RECORDS FOR THE TASK -
::::::::

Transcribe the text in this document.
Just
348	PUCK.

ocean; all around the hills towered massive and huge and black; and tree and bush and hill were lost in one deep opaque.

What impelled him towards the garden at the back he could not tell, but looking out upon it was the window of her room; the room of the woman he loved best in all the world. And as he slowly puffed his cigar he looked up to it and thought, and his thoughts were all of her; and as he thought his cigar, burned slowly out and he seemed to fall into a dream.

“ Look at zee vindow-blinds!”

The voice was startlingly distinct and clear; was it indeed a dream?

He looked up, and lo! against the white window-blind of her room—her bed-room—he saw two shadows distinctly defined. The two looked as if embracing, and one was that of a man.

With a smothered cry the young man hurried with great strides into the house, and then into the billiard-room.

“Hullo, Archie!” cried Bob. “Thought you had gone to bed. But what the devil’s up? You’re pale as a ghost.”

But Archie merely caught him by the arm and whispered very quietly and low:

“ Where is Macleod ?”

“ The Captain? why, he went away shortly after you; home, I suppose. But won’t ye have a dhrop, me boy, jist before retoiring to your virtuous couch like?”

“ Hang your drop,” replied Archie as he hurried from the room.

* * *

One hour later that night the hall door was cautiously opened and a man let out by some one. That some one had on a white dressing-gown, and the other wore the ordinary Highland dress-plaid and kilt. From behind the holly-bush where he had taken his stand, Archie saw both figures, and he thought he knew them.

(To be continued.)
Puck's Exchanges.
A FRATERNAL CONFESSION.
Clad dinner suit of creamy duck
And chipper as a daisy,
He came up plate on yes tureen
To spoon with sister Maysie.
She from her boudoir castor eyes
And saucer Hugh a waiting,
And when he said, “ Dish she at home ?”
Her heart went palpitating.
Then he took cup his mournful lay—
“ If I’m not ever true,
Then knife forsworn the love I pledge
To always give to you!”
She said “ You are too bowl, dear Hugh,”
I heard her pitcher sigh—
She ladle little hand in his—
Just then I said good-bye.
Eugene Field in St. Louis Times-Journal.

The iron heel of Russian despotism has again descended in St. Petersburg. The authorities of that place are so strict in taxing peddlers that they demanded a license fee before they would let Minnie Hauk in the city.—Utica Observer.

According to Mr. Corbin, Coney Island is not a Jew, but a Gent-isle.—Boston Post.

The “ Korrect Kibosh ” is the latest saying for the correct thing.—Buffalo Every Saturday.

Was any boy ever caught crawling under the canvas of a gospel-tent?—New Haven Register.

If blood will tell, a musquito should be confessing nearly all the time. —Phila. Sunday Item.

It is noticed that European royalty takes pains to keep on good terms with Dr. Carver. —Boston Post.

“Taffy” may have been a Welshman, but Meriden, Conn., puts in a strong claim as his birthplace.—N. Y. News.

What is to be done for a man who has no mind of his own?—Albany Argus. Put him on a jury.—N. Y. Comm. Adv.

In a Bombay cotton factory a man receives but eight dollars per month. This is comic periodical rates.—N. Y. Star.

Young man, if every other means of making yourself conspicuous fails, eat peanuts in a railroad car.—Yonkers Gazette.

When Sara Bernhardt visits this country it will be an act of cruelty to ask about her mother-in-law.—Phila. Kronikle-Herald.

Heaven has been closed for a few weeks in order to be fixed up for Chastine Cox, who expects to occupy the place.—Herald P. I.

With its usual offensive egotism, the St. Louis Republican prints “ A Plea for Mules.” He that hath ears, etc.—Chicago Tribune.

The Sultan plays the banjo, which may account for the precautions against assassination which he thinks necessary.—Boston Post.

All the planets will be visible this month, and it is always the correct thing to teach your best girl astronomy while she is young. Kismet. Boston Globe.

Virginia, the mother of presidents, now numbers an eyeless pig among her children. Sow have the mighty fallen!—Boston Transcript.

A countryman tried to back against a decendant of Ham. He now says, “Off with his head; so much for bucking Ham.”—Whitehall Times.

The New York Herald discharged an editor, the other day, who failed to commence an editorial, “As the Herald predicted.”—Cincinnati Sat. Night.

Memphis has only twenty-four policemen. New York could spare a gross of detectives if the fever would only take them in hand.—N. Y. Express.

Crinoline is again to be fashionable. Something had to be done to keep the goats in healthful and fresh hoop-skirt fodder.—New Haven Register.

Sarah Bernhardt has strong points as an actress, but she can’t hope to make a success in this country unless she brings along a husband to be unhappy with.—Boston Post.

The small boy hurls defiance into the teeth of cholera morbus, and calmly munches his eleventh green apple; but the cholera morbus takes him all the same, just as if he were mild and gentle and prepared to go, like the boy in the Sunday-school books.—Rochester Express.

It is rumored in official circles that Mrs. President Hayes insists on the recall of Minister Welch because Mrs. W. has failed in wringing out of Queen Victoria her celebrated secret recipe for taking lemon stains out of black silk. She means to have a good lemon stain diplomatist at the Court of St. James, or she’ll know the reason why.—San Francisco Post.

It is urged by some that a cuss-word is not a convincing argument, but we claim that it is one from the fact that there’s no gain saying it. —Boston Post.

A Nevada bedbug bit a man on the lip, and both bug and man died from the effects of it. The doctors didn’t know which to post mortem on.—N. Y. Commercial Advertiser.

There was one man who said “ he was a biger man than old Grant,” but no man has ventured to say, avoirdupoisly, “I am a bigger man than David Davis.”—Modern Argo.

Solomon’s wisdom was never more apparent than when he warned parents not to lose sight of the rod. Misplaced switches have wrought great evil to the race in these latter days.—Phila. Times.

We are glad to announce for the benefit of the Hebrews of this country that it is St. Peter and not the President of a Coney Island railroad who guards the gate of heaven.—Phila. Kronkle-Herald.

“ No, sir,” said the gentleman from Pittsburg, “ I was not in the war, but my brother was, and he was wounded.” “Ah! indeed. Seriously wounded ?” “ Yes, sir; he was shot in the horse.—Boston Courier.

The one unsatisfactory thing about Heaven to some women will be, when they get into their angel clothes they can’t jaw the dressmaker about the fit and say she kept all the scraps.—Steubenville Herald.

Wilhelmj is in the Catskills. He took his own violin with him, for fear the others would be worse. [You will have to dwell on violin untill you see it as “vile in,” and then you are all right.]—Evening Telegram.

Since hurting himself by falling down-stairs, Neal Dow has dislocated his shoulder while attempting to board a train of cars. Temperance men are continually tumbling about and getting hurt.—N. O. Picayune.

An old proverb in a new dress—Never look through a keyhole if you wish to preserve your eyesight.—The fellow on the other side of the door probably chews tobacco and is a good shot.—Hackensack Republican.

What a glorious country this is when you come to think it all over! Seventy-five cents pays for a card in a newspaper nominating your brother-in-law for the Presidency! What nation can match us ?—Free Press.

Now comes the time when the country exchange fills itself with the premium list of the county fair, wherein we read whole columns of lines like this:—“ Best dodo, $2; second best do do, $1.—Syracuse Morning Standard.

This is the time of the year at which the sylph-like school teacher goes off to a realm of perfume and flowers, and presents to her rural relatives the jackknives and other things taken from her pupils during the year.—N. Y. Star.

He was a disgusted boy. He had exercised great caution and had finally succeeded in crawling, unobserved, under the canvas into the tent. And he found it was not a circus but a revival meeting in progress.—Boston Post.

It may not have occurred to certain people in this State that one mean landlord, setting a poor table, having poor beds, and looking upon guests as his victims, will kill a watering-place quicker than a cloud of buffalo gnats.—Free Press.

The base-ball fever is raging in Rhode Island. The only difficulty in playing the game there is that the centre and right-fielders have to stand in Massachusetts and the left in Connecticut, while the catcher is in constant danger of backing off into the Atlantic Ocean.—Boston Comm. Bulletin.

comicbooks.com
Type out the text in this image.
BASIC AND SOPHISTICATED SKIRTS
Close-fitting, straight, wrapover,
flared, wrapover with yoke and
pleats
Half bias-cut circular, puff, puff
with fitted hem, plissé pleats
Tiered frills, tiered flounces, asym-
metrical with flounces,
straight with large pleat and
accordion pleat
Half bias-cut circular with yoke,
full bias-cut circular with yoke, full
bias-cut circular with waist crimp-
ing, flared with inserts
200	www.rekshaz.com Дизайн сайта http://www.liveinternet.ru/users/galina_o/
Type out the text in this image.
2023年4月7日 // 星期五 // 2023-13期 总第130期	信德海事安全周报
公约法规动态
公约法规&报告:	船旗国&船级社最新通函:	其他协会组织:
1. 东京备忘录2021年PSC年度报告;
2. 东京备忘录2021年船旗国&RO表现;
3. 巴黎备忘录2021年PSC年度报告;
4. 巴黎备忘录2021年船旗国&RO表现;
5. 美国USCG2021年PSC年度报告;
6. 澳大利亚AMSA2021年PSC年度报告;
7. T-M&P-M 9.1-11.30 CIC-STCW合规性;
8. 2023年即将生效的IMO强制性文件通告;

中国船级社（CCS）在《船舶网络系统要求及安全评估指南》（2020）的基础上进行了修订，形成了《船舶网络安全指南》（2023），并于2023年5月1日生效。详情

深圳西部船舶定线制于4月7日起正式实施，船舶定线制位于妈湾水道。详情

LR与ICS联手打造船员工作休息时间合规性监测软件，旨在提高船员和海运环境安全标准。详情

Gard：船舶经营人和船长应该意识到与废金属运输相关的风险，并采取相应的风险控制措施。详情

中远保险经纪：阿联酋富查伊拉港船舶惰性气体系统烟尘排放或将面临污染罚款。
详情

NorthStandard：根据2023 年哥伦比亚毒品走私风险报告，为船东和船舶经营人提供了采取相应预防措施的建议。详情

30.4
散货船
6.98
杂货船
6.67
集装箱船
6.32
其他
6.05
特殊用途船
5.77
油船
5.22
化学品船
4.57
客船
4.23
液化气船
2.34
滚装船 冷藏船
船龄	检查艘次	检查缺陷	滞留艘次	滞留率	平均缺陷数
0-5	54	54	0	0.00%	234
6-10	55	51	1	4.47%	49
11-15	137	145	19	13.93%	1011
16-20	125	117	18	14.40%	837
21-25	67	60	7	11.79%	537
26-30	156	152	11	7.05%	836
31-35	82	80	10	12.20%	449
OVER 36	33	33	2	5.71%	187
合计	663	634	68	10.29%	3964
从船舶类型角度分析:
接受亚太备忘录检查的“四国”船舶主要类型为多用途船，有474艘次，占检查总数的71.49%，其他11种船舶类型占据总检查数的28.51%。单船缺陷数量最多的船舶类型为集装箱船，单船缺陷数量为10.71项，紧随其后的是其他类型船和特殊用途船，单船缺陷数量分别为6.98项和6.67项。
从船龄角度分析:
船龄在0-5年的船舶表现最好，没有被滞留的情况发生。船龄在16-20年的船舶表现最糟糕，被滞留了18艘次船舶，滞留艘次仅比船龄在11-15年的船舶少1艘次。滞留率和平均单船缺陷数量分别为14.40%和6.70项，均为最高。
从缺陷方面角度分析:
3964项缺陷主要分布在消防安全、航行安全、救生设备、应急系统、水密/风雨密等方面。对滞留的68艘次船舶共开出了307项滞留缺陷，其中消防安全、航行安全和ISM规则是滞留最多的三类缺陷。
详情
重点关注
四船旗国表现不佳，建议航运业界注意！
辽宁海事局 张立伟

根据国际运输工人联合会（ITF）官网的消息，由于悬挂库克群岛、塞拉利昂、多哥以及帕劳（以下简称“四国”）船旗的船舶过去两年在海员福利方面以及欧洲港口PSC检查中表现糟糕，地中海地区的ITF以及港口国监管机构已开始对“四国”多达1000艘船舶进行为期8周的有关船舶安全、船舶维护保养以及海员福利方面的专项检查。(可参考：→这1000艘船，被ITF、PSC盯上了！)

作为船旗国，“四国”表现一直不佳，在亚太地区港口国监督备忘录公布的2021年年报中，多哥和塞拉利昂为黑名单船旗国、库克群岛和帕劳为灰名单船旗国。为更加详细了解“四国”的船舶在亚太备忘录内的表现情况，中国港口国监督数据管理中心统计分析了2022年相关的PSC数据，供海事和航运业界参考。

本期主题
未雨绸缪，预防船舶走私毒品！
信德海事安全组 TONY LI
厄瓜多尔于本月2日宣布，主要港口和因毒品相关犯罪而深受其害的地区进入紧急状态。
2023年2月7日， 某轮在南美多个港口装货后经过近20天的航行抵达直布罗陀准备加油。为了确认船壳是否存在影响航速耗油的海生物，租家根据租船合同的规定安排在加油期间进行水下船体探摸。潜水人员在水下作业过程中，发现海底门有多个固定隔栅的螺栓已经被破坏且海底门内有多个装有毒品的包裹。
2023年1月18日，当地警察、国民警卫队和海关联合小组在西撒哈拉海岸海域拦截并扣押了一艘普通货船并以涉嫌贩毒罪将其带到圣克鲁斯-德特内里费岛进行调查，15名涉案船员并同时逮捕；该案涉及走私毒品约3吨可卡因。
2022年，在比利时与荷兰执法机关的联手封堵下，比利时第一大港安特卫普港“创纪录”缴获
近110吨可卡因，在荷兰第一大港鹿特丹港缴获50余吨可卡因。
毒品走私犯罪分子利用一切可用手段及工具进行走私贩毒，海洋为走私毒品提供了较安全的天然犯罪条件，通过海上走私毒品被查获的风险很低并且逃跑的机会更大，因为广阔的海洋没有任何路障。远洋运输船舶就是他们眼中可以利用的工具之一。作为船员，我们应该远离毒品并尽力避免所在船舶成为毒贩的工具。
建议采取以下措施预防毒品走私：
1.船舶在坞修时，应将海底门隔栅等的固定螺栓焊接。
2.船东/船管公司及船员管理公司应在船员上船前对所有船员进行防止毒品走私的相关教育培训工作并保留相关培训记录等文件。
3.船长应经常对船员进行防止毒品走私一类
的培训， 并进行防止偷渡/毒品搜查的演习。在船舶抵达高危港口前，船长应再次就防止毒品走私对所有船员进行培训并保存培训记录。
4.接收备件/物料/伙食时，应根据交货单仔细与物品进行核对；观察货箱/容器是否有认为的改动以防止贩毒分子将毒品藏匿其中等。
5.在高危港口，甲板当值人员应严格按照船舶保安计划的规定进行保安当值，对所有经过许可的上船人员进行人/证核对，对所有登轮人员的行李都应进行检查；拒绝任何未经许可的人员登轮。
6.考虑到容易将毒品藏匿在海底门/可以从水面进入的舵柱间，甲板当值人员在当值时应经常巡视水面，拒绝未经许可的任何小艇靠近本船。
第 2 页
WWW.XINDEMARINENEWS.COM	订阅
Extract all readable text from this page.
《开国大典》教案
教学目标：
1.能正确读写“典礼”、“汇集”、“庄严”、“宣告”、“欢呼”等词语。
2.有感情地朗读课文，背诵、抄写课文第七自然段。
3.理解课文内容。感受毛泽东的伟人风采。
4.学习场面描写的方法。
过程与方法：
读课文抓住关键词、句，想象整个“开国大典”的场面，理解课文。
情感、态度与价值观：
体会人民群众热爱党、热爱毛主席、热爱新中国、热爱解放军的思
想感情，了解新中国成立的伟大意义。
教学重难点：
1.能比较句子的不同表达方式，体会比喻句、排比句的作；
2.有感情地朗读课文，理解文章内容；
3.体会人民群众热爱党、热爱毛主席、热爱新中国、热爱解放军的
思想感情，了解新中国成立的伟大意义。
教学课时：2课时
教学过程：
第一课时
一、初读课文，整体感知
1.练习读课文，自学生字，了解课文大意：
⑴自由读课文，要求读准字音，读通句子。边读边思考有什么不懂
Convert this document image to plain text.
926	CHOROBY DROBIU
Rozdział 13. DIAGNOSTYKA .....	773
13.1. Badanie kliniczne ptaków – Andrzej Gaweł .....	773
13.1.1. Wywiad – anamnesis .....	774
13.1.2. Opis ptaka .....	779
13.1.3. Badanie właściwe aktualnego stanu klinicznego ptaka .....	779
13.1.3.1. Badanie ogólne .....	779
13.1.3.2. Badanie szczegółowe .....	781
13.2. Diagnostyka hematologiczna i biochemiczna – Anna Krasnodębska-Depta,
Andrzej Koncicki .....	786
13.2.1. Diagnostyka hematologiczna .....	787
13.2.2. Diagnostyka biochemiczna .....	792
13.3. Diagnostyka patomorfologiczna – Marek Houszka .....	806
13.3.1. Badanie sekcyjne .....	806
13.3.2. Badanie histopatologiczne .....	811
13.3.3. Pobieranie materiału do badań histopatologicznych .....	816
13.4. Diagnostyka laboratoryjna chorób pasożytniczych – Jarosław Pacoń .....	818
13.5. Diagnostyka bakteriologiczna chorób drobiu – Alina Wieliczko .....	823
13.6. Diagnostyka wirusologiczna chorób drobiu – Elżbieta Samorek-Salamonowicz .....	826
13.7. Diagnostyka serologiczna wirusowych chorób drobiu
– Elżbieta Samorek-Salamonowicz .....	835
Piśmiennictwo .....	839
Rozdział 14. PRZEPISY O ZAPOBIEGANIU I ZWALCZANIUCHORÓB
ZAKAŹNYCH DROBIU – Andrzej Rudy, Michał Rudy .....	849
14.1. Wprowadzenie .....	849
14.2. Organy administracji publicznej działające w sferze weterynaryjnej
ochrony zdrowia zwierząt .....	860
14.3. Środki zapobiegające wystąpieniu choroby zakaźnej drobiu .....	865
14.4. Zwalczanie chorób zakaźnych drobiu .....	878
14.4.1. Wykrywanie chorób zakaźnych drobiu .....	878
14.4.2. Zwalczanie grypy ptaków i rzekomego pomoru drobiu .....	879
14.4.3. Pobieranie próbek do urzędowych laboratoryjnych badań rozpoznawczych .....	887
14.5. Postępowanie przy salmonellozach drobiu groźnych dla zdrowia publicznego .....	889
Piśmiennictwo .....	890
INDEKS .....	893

::::::::

AIM - List all lines from the entries that include the word "caught".

ANSWER TO THE TASK -
But Archie merely caught him by the arm and whispered very quietly and low:
Was any boy ever caught crawling under the canvas of a gospel-tent?—New Haven Register.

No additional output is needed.